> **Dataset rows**

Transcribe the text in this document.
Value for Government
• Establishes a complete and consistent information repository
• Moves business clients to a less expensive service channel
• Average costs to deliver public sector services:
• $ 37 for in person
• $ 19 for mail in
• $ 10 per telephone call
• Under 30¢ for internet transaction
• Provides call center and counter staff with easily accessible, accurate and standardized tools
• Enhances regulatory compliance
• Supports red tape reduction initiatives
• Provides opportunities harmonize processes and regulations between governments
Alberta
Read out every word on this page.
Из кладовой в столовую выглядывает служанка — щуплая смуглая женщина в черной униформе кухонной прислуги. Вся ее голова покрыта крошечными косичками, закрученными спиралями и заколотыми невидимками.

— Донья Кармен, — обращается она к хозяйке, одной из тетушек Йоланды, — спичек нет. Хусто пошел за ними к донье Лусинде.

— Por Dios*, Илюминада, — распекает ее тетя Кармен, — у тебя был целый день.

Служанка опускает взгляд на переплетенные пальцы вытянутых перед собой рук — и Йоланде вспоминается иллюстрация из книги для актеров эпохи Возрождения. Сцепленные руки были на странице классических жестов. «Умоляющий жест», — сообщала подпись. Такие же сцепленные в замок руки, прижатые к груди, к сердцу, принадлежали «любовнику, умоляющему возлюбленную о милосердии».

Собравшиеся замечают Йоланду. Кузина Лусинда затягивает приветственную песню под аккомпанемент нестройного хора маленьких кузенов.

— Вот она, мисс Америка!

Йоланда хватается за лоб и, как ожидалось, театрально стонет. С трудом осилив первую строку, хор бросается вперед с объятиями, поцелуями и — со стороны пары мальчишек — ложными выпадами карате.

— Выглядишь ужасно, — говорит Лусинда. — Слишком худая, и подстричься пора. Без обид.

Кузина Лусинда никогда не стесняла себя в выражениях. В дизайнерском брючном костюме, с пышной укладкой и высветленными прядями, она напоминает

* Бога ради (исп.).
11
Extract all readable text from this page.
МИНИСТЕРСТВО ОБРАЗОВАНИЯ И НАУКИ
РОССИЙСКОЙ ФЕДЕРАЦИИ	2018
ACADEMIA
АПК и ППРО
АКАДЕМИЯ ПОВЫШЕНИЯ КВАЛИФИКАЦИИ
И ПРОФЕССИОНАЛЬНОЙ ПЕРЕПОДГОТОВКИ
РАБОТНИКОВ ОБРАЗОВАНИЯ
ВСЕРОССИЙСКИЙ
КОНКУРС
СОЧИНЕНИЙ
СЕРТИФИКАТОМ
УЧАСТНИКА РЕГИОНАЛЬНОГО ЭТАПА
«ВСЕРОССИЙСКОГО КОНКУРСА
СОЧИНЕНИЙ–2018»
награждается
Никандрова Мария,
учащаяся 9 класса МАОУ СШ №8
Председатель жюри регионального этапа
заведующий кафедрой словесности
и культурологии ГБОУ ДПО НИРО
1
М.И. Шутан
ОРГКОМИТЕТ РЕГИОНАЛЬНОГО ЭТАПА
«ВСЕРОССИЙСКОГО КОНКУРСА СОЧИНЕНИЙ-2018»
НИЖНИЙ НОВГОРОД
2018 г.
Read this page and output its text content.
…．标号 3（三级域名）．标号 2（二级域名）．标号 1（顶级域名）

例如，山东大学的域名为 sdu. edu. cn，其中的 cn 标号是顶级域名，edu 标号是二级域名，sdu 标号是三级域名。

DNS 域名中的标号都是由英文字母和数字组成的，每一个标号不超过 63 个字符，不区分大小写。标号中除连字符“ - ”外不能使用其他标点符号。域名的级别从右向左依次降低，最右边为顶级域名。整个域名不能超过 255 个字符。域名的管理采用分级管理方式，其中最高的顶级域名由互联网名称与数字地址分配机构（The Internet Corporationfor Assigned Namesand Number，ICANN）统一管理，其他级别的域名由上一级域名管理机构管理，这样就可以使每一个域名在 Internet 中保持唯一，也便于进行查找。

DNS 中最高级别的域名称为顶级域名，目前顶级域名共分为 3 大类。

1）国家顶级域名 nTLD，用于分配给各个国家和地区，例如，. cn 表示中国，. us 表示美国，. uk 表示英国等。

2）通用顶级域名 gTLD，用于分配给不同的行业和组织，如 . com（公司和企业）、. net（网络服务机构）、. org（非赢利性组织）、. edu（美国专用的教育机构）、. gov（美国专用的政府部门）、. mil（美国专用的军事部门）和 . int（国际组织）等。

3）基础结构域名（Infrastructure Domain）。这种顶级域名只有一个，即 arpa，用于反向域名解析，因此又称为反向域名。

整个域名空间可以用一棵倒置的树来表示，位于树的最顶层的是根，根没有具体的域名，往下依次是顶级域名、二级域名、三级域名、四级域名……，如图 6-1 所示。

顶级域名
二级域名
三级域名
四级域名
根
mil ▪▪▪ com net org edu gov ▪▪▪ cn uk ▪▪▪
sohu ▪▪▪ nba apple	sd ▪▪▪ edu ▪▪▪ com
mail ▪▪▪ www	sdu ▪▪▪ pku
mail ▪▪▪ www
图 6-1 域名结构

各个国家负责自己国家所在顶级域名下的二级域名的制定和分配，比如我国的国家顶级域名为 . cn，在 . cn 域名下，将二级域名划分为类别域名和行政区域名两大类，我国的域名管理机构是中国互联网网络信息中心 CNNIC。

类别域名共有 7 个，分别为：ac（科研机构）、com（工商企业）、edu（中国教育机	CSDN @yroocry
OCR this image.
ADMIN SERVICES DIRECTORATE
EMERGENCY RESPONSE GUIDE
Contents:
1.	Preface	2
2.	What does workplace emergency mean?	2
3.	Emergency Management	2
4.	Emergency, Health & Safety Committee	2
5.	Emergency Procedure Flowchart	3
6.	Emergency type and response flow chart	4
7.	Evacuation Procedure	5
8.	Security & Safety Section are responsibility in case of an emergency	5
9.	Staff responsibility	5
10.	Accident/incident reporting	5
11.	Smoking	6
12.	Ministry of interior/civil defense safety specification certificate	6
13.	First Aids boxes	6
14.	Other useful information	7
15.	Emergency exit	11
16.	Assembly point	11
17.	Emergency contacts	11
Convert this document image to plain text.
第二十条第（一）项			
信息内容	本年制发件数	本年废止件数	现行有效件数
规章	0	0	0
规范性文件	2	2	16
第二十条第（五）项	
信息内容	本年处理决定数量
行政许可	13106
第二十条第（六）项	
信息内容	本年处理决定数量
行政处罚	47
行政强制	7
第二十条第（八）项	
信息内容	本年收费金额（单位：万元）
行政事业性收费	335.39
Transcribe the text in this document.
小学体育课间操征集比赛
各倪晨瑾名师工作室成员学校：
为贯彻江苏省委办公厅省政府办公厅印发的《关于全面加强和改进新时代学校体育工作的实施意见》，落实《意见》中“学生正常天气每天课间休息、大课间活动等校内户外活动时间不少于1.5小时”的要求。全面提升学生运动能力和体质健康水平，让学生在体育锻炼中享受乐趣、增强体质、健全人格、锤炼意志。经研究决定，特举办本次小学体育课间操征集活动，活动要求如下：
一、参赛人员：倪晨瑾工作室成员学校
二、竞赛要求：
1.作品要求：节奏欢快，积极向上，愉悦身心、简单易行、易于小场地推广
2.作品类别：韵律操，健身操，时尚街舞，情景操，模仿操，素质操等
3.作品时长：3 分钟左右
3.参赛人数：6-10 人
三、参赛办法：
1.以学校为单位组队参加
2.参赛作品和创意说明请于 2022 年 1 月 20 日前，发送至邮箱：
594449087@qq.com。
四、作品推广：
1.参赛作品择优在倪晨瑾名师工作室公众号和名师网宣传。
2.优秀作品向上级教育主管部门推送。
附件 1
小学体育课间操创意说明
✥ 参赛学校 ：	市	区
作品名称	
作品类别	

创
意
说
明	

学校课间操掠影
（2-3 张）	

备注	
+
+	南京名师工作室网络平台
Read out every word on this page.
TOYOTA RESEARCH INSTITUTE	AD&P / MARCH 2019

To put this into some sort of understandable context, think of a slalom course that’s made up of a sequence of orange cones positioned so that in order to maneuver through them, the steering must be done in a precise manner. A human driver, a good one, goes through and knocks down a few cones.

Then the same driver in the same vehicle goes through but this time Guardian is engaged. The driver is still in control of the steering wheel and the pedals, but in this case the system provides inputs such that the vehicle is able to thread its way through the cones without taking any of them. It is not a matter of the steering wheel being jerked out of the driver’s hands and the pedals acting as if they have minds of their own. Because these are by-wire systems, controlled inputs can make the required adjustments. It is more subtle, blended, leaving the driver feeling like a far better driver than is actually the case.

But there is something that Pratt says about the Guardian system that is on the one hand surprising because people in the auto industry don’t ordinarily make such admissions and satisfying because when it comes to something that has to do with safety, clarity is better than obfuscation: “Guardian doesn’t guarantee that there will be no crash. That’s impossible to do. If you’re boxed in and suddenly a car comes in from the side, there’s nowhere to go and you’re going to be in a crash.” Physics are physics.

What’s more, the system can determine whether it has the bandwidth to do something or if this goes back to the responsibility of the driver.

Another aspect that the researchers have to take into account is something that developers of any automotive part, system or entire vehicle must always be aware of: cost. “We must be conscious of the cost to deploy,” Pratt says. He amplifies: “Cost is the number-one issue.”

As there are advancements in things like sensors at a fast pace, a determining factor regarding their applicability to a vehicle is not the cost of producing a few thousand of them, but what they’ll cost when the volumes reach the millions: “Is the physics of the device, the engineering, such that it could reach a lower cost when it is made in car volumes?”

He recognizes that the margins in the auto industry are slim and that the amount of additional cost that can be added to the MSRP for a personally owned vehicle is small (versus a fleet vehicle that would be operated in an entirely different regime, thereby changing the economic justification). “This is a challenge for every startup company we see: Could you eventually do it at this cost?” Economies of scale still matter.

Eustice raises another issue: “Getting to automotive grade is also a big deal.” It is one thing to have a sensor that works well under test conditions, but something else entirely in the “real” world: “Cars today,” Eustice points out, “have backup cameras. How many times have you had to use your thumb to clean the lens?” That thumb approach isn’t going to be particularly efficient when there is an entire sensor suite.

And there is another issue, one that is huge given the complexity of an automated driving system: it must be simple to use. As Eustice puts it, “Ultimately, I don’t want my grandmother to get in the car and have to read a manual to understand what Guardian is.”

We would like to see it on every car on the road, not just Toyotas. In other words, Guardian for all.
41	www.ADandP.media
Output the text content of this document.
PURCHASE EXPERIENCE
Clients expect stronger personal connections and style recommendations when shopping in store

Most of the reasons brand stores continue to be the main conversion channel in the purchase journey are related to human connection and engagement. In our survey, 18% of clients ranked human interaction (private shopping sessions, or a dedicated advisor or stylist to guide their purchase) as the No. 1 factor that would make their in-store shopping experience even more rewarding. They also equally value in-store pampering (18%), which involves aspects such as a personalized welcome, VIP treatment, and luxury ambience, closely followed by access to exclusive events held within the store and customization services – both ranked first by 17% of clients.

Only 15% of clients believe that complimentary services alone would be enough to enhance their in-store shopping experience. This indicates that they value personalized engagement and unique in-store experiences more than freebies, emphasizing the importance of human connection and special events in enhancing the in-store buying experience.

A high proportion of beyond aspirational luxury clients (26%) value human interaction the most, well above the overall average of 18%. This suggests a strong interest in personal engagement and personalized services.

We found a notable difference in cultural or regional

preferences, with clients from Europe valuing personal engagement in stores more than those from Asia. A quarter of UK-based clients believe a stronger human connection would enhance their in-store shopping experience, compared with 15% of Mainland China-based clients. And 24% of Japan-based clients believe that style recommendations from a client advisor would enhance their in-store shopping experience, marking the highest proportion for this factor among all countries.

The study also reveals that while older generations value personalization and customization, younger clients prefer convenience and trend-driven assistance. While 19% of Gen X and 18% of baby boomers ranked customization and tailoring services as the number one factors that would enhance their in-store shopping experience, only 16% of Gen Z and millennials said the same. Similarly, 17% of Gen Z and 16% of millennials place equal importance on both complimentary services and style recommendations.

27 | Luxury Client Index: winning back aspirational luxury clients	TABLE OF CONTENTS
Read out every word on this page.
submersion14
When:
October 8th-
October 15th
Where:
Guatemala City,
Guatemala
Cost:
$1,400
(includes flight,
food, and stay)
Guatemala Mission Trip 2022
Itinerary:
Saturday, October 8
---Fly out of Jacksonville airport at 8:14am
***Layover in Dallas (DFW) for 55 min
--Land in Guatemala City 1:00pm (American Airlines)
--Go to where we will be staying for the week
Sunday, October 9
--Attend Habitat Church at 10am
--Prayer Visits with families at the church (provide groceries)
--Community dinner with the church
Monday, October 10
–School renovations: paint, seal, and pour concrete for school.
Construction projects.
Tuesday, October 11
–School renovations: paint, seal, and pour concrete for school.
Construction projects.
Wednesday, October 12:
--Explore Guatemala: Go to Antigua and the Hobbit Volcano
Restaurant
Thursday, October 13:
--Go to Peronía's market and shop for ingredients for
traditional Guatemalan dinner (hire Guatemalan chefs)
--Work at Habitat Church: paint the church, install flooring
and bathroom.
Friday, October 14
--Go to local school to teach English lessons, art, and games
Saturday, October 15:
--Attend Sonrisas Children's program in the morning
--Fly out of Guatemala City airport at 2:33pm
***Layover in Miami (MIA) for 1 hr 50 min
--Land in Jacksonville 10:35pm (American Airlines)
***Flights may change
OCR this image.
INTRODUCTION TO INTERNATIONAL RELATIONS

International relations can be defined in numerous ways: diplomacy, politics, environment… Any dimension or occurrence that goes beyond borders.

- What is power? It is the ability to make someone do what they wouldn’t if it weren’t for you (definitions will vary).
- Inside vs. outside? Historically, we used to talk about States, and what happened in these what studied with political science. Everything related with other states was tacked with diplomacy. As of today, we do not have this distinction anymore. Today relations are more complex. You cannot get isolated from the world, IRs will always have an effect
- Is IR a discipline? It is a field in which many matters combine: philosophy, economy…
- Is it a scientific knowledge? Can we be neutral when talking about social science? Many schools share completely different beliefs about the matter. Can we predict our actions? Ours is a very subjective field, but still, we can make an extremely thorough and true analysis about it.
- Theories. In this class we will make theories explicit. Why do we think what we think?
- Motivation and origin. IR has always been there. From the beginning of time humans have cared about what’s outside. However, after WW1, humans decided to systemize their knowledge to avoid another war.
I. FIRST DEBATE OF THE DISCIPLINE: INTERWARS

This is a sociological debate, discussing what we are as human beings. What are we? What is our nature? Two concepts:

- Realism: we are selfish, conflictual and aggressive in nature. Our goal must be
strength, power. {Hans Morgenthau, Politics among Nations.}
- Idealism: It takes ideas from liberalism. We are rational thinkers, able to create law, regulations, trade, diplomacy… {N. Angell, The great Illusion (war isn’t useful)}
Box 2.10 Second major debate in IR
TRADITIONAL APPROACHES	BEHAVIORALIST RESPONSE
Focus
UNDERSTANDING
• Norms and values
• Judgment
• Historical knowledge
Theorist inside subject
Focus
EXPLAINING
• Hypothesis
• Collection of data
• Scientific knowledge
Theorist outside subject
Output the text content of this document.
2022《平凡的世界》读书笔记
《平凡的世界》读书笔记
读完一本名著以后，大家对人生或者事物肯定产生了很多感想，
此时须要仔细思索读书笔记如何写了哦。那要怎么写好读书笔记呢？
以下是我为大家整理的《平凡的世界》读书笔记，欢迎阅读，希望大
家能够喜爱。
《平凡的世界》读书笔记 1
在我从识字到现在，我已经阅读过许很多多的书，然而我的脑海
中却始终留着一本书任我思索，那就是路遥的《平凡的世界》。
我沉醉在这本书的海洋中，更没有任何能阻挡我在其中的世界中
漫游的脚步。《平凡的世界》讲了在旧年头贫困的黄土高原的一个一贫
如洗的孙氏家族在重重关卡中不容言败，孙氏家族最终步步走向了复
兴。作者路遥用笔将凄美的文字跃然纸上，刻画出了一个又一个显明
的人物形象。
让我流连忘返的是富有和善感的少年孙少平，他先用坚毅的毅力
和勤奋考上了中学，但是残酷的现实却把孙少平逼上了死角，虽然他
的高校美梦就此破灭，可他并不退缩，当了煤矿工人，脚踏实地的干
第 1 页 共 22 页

> **Given task**
Copy all lines of the material above where the string "beyond" occurs.

> **Response below**
A high proportion of beyond aspirational luxury clients (26%) value human interaction the most, well above the overall average of 18%. This suggests a strong interest in personal engagement and personalized services.
International relations can be defined in numerous ways: diplomacy, politics, environment… Any dimension or occurrence that goes beyond borders.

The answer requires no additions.